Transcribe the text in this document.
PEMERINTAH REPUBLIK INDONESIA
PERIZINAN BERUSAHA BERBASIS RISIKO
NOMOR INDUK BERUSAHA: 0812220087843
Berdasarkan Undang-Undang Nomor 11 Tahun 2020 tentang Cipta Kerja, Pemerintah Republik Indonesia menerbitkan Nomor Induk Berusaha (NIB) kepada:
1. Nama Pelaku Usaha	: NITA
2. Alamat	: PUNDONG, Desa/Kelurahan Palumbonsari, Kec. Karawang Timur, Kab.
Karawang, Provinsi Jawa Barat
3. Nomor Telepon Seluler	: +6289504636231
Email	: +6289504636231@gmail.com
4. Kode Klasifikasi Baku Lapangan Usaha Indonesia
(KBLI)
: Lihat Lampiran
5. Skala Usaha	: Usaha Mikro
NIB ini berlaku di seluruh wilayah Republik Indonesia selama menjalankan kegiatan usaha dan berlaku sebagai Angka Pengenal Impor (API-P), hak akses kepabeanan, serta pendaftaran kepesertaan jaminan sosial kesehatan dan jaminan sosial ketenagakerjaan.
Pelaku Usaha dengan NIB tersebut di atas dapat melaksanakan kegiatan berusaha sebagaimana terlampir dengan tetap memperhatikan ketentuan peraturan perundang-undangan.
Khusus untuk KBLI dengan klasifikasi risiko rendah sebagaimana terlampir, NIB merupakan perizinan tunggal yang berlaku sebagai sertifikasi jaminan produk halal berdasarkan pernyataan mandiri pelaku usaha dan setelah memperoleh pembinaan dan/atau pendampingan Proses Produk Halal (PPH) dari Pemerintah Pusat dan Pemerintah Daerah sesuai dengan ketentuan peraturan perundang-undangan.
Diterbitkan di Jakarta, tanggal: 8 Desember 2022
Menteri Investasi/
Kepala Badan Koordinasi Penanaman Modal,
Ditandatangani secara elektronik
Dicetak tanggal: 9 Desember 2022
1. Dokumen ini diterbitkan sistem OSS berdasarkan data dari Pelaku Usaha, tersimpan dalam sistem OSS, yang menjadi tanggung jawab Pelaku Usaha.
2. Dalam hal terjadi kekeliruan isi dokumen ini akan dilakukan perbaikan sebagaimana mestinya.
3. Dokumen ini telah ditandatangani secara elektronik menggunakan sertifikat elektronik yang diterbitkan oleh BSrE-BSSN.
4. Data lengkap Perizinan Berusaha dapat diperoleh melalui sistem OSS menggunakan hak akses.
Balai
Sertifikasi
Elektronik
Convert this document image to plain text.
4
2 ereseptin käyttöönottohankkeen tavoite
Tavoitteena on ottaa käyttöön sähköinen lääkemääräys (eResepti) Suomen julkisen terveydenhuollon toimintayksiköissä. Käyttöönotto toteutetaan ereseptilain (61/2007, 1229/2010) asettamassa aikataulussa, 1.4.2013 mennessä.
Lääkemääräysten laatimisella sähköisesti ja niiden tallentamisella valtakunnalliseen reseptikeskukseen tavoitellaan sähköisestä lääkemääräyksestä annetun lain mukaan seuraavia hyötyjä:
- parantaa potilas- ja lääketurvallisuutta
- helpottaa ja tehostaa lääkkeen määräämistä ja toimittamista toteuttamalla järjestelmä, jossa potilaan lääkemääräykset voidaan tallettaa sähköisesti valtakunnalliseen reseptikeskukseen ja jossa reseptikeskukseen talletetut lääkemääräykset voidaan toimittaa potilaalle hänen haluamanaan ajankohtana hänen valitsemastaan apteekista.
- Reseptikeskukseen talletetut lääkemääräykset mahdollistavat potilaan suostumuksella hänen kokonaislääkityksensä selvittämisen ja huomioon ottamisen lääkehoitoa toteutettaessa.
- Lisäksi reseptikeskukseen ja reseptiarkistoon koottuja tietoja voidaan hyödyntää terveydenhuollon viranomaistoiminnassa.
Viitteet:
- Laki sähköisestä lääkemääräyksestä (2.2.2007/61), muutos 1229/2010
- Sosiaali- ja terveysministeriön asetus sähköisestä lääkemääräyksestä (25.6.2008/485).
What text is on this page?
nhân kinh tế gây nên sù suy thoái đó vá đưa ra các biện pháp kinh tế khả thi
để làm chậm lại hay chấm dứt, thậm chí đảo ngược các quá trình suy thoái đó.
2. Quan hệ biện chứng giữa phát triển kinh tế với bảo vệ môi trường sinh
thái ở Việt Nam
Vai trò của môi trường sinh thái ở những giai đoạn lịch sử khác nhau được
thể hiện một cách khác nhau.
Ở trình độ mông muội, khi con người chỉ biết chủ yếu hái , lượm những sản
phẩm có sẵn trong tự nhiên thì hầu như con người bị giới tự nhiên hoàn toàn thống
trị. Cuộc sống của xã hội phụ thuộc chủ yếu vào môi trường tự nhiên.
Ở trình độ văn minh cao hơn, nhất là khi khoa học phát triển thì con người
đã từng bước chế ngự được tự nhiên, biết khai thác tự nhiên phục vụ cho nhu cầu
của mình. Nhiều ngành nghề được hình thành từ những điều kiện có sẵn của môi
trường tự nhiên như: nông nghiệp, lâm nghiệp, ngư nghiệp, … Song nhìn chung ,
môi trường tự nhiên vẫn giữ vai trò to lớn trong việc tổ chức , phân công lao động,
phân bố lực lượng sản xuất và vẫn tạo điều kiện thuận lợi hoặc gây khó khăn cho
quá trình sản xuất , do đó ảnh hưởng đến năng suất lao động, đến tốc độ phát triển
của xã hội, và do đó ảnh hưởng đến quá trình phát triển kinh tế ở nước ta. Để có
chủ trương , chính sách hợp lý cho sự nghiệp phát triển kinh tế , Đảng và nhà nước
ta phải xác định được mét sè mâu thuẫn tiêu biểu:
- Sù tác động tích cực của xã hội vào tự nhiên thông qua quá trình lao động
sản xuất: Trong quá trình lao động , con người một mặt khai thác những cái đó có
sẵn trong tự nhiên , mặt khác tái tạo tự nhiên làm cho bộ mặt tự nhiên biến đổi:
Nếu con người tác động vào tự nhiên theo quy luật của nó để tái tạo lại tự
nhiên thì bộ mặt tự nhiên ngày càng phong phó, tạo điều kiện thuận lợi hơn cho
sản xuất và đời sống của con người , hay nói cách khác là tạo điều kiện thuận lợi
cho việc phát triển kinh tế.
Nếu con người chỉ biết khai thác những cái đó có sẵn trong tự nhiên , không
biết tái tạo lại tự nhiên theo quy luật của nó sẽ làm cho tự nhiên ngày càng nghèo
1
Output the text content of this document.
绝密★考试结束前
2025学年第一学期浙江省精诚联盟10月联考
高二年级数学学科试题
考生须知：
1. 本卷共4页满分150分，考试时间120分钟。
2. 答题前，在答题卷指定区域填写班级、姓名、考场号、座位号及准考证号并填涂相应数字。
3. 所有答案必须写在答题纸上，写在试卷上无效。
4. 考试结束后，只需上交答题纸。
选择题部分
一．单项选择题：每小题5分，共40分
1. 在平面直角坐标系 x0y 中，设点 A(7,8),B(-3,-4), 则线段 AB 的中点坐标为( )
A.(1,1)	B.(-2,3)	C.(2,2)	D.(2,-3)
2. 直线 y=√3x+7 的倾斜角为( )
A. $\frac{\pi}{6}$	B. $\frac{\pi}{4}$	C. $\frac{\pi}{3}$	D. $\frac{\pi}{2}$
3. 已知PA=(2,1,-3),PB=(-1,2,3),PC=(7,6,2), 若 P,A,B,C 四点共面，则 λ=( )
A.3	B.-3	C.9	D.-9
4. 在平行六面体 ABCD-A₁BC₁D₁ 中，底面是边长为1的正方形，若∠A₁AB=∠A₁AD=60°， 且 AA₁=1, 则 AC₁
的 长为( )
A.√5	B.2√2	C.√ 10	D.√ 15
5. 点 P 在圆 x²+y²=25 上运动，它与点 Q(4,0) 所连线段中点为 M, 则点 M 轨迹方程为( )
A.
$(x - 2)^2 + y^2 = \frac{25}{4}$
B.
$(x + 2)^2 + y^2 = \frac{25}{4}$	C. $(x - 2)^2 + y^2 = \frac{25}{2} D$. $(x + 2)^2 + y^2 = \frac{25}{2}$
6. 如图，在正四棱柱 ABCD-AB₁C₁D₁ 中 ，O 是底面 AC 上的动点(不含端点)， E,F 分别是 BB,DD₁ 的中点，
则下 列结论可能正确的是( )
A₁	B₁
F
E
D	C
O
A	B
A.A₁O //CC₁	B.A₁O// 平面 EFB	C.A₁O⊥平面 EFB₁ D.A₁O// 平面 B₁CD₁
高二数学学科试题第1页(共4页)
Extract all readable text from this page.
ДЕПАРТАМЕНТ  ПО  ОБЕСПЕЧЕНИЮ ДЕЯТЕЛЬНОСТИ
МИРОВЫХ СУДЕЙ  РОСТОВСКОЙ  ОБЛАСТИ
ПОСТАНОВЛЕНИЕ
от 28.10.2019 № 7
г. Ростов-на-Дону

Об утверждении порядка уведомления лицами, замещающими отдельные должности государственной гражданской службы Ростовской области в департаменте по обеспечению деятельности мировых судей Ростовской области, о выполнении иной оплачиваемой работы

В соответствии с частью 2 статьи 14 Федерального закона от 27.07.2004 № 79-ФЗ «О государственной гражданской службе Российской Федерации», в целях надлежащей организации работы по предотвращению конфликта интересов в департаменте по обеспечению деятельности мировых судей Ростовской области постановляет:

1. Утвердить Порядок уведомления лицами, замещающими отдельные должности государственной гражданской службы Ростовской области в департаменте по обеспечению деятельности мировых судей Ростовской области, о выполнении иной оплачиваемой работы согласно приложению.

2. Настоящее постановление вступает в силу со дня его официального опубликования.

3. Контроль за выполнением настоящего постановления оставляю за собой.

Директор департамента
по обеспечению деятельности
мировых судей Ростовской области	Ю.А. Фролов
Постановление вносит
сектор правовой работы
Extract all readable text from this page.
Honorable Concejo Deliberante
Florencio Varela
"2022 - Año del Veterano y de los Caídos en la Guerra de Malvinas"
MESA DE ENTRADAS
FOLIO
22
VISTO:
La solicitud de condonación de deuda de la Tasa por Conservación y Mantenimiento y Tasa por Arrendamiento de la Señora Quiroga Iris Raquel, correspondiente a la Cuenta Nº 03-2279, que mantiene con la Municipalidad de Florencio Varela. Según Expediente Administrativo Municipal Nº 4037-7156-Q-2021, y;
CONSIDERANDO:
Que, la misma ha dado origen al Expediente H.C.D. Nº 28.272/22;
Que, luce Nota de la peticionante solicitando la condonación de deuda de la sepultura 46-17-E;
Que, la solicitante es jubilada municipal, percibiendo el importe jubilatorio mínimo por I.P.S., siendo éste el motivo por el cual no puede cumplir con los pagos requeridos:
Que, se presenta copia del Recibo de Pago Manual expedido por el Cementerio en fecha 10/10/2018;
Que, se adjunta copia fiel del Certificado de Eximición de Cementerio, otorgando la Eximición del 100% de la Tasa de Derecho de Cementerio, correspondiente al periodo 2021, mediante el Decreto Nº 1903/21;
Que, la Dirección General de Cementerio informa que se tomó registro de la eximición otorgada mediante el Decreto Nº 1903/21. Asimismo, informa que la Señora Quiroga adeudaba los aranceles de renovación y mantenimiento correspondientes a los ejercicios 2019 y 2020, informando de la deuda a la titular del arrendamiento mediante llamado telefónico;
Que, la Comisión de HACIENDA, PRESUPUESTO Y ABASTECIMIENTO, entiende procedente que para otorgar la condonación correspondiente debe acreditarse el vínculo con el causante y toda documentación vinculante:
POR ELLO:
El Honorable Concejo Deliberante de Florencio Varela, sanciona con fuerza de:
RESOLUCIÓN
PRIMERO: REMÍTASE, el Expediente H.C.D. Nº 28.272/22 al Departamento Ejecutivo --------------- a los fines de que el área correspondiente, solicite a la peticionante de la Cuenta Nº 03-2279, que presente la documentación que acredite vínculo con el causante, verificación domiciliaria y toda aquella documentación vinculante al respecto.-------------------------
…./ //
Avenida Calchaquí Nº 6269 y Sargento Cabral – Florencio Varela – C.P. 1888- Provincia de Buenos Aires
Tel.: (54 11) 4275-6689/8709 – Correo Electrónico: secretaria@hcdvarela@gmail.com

----

Take every line from the data that contains the word "biện".

nhân kinh tế gây nên sù suy thoái đó vá đưa ra các biện pháp kinh tế khả thi
2. Quan hệ biện chứng giữa phát triển kinh tế với bảo vệ môi trường sinh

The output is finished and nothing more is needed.